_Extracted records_

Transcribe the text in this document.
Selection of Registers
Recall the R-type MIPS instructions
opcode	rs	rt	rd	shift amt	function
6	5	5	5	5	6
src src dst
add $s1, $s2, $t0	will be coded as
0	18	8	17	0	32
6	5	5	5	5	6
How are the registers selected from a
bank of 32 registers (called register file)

_WHAT TO WORK ON_
Recopy the entries above exactly, with every line included.

_EXERCISE RESPONSE_
Transcribe the text in this document.
Selection of Registers
Recall the R-type MIPS instructions
opcode	rs	rt	rd	shift amt	function
6	5	5	5	5	6
src src dst
add $s1, $s2, $t0	will be coded as
0	18	8	17	0	32
6	5	5	5	5	6
How are the registers selected from a
bank of 32 registers (called register file)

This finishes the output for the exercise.